Collected data entries:
++++++++++++++++++++
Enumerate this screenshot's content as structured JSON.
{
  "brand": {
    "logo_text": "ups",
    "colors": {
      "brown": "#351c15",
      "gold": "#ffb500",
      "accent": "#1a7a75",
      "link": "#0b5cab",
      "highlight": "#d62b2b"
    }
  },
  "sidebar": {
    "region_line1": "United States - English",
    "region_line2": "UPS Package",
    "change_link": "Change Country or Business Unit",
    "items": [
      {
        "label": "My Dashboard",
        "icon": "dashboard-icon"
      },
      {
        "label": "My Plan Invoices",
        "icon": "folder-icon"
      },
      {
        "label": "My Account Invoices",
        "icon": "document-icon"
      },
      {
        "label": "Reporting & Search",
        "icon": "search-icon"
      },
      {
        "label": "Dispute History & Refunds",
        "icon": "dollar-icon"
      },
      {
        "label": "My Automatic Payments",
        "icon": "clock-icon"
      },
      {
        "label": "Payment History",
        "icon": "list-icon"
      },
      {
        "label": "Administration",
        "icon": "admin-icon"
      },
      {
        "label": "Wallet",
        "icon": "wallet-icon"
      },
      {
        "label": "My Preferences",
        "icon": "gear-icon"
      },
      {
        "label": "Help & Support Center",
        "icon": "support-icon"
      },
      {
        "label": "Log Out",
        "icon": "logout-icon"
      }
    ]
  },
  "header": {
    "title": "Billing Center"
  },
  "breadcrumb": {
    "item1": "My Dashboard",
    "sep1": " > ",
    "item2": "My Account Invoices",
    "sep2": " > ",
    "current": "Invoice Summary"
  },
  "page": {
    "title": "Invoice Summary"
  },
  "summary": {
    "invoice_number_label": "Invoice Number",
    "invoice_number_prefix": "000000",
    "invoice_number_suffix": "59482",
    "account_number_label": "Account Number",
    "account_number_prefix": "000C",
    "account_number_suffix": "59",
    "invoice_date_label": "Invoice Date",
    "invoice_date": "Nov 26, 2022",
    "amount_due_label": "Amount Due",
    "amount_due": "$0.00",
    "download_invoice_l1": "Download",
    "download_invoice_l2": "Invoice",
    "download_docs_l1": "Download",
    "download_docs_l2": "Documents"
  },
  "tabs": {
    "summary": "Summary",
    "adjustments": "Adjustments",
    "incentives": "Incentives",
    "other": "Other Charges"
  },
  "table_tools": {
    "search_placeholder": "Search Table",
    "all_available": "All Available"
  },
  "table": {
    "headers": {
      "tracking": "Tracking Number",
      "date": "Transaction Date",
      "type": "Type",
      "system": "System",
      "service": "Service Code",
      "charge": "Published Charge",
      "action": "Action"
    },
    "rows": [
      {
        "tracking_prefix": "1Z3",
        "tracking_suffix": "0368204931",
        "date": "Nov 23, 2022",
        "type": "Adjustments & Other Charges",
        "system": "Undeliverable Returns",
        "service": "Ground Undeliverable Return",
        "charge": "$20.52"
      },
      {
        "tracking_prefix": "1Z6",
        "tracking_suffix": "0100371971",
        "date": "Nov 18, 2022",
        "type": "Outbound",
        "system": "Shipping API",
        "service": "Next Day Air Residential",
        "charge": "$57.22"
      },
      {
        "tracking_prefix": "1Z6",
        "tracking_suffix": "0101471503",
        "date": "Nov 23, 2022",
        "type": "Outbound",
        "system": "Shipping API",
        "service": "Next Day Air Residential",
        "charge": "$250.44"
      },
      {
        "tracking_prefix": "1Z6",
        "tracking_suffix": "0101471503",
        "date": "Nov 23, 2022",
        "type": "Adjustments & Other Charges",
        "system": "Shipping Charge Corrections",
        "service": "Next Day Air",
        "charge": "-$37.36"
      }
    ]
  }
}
++++++++++++++++++++
Written instruction: Your task is to retype all of the records exactly.

Answer for this exercise:
Enumerate this screenshot's content as structured JSON.
{
  "brand": {
    "logo_text": "ups",
    "colors": {
      "brown": "#351c15",
      "gold": "#ffb500",
      "accent": "#1a7a75",
      "link": "#0b5cab",
      "highlight": "#d62b2b"
    }
  },
  "sidebar": {
    "region_line1": "United States - English",
    "region_line2": "UPS Package",
    "change_link": "Change Country or Business Unit",
    "items": [
      {
        "label": "My Dashboard",
        "icon": "dashboard-icon"
      },
      {
        "label": "My Plan Invoices",
        "icon": "folder-icon"
      },
      {
        "label": "My Account Invoices",
        "icon": "document-icon"
      },
      {
        "label": "Reporting & Search",
        "icon": "search-icon"
      },
      {
        "label": "Dispute History & Refunds",
        "icon": "dollar-icon"
      },
      {
        "label": "My Automatic Payments",
        "icon": "clock-icon"
      },
      {
        "label": "Payment History",
        "icon": "list-icon"
      },
      {
        "label": "Administration",
        "icon": "admin-icon"
      },
      {
        "label": "Wallet",
        "icon": "wallet-icon"
      },
      {
        "label": "My Preferences",
        "icon": "gear-icon"
      },
      {
        "label": "Help & Support Center",
        "icon": "support-icon"
      },
      {
        "label": "Log Out",
        "icon": "logout-icon"
      }
    ]
  },
  "header": {
    "title": "Billing Center"
  },
  "breadcrumb": {
    "item1": "My Dashboard",
    "sep1": " > ",
    "item2": "My Account Invoices",
    "sep2": " > ",
    "current": "Invoice Summary"
  },
  "page": {
    "title": "Invoice Summary"
  },
  "summary": {
    "invoice_number_label": "Invoice Number",
    "invoice_number_prefix": "000000",
    "invoice_number_suffix": "59482",
    "account_number_label": "Account Number",
    "account_number_prefix": "000C",
    "account_number_suffix": "59",
    "invoice_date_label": "Invoice Date",
    "invoice_date": "Nov 26, 2022",
    "amount_due_label": "Amount Due",
    "amount_due": "$0.00",
    "download_invoice_l1": "Download",
    "download_invoice_l2": "Invoice",
    "download_docs_l1": "Download",
    "download_docs_l2": "Documents"
  },
  "tabs": {
    "summary": "Summary",
    "adjustments": "Adjustments",
    "incentives": "Incentives",
    "other": "Other Charges"
  },
  "table_tools": {
    "search_placeholder": "Search Table",
    "all_available": "All Available"
  },
  "table": {
    "headers": {
      "tracking": "Tracking Number",
      "date": "Transaction Date",
      "type": "Type",
      "system": "System",
      "service": "Service Code",
      "charge": "Published Charge",
      "action": "Action"
    },
    "rows": [
      {
        "tracking_prefix": "1Z3",
        "tracking_suffix": "0368204931",
        "date": "Nov 23, 2022",
        "type": "Adjustments & Other Charges",
        "system": "Undeliverable Returns",
        "service": "Ground Undeliverable Return",
        "charge": "$20.52"
      },
      {
        "tracking_prefix": "1Z6",
        "tracking_suffix": "0100371971",
        "date": "Nov 18, 2022",
        "type": "Outbound",
        "system": "Shipping API",
        "service": "Next Day Air Residential",
        "charge": "$57.22"
      },
      {
        "tracking_prefix": "1Z6",
        "tracking_suffix": "0101471503",
        "date": "Nov 23, 2022",
        "type": "Outbound",
        "system": "Shipping API",
        "service": "Next Day Air Residential",
        "charge": "$250.44"
      },
      {
        "tracking_prefix": "1Z6",
        "tracking_suffix": "0101471503",
        "date": "Nov 23, 2022",
        "type": "Adjustments & Other Charges",
        "system": "Shipping Charge Corrections",
        "service": "Next Day Air",
        "charge": "-$37.36"
      }
    ]
  }
}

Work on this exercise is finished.